# Start of Records supplied
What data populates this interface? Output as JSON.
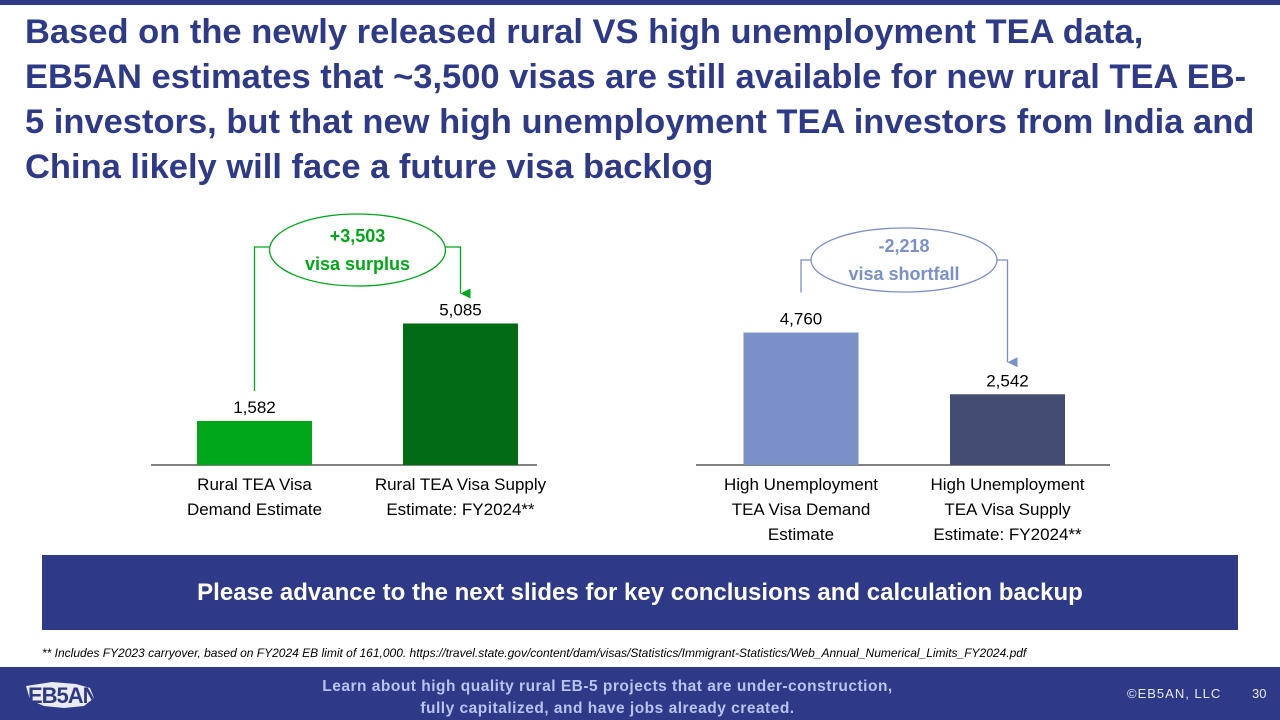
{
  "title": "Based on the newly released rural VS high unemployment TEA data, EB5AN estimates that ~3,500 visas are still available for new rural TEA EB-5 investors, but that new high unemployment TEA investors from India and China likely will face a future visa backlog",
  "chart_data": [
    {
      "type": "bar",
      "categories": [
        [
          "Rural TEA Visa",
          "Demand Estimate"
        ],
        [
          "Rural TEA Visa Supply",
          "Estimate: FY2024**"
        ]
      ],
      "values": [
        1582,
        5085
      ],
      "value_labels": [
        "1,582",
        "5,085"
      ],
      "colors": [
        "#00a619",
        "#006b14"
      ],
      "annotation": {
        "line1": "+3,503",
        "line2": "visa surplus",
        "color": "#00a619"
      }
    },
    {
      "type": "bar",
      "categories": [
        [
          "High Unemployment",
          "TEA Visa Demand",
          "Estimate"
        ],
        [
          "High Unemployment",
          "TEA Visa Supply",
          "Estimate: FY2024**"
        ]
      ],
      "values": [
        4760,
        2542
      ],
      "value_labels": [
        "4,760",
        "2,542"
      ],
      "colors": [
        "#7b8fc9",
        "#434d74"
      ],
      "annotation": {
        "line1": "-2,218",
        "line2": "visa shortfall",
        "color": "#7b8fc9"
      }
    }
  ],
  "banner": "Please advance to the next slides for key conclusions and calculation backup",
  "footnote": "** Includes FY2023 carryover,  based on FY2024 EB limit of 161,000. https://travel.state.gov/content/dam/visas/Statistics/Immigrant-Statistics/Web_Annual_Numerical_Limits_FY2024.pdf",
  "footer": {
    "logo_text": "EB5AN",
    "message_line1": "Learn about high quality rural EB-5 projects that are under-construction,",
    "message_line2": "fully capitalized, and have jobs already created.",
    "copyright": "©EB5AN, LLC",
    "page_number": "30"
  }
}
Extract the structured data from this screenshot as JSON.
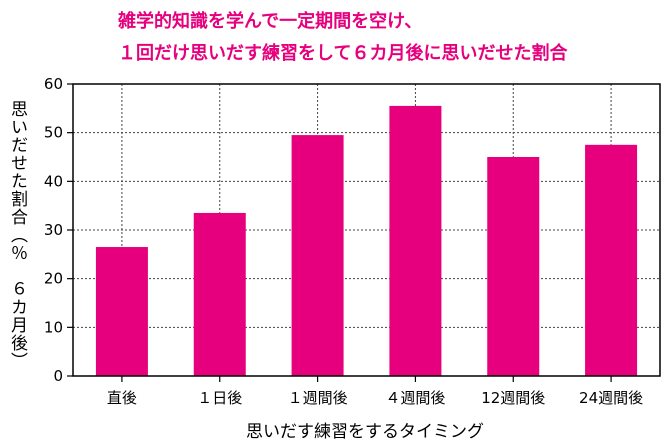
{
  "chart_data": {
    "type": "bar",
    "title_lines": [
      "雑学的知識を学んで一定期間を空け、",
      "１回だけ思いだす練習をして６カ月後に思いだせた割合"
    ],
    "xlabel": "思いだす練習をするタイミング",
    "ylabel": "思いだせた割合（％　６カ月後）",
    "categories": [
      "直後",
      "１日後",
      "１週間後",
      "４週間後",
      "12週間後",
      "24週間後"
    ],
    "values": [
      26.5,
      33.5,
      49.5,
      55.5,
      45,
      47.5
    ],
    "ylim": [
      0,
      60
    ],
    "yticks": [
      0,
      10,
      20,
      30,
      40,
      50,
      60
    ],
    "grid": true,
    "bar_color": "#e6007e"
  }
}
# End of Records supplied
Pull out every line holding "that" from the records above, and copy it.

  "title": "Based on the newly released rural VS high unemployment TEA data, EB5AN estimates that ~3,500 visas are still available for new rural TEA EB-5 investors, but that new high unemployment TEA investors from India and China likely will face a future visa backlog",
    "message_line1": "Learn about high quality rural EB-5 projects that are under-construction,",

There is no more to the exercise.